**Problem requirements:** Tell how many lines in these records contain the string "dalej", with only the number as the reply.

**Given records:**
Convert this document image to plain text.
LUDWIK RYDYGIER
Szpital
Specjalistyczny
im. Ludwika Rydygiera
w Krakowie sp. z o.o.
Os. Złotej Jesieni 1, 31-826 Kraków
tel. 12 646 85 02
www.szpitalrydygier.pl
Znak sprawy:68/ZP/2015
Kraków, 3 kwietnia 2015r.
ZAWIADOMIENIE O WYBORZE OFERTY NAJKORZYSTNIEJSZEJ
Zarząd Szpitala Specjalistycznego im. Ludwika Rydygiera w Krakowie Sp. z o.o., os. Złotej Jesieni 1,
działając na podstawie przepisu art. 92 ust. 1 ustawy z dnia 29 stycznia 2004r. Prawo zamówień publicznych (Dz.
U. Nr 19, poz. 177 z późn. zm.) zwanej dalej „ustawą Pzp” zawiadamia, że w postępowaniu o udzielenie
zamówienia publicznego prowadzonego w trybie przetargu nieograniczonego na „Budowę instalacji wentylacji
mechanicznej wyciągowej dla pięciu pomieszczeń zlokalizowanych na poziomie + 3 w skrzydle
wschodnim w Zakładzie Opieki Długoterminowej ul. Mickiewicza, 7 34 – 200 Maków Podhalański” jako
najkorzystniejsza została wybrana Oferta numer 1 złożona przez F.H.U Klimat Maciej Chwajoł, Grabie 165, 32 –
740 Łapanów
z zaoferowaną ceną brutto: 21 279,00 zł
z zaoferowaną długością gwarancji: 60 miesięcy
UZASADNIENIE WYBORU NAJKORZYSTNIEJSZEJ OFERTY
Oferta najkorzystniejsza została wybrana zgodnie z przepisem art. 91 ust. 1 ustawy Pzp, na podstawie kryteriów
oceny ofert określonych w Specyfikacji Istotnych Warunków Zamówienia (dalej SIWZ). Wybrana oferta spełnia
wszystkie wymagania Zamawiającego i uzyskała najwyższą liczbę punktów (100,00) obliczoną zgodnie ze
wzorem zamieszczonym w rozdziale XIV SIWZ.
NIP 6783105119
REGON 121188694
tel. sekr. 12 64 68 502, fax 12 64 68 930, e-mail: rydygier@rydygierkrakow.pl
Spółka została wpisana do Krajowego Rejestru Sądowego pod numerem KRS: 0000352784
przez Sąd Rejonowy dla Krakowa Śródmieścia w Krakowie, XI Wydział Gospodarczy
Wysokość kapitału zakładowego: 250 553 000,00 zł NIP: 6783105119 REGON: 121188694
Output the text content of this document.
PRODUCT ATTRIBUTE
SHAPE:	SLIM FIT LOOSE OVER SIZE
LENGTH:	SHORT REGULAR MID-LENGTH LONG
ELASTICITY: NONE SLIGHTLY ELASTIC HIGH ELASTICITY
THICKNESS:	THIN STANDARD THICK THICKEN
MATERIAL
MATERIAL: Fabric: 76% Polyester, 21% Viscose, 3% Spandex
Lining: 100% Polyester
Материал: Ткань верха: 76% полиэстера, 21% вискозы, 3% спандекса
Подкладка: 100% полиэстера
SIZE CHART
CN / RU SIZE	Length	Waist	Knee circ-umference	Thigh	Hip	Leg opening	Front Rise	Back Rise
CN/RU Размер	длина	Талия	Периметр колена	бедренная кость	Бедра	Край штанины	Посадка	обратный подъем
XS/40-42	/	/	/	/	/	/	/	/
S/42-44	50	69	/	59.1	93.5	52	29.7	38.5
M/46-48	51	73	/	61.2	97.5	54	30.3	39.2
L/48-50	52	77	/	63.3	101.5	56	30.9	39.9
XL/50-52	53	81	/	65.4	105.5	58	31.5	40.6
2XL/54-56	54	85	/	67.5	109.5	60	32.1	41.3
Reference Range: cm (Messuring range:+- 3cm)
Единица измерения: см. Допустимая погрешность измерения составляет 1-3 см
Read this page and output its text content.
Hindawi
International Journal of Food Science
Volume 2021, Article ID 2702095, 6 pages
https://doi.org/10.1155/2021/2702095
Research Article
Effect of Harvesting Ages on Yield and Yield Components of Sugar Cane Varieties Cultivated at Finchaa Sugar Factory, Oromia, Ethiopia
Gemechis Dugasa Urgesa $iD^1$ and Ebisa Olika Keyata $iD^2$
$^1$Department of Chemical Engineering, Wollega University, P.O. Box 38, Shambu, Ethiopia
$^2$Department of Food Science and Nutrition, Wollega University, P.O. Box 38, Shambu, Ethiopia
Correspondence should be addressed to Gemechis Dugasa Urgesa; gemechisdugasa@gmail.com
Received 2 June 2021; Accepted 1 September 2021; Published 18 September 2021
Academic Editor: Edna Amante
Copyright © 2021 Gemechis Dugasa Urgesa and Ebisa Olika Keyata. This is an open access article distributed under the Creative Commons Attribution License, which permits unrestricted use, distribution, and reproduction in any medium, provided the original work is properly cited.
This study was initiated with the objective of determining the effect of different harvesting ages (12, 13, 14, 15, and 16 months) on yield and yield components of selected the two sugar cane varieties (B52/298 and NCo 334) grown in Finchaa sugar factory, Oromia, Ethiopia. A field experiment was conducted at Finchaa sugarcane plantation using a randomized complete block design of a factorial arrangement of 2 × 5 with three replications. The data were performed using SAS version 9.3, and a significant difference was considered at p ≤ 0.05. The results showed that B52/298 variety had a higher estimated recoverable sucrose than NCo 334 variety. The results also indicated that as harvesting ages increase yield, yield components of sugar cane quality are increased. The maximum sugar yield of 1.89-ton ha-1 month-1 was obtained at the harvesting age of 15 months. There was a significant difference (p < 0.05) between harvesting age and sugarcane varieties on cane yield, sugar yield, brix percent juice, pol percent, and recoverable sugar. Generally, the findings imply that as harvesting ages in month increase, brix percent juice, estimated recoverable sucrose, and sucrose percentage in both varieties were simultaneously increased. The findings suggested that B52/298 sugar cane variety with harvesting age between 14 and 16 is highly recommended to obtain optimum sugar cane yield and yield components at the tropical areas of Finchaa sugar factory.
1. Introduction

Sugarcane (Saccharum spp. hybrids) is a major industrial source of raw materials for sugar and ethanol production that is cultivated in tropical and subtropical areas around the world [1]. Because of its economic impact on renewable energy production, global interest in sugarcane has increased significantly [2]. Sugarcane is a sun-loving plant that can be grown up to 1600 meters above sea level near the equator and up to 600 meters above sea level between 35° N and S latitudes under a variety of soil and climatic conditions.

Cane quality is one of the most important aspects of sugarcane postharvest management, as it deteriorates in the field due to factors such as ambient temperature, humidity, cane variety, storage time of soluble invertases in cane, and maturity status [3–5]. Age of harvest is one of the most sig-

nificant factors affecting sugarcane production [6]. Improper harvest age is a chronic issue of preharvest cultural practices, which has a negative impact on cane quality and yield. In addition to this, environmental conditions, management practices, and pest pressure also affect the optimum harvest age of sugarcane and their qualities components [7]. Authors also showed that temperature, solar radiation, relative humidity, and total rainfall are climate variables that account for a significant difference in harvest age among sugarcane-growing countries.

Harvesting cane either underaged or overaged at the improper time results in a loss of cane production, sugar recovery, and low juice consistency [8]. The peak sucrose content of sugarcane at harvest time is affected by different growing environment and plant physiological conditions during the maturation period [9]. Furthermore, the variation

**Worked answer:** 2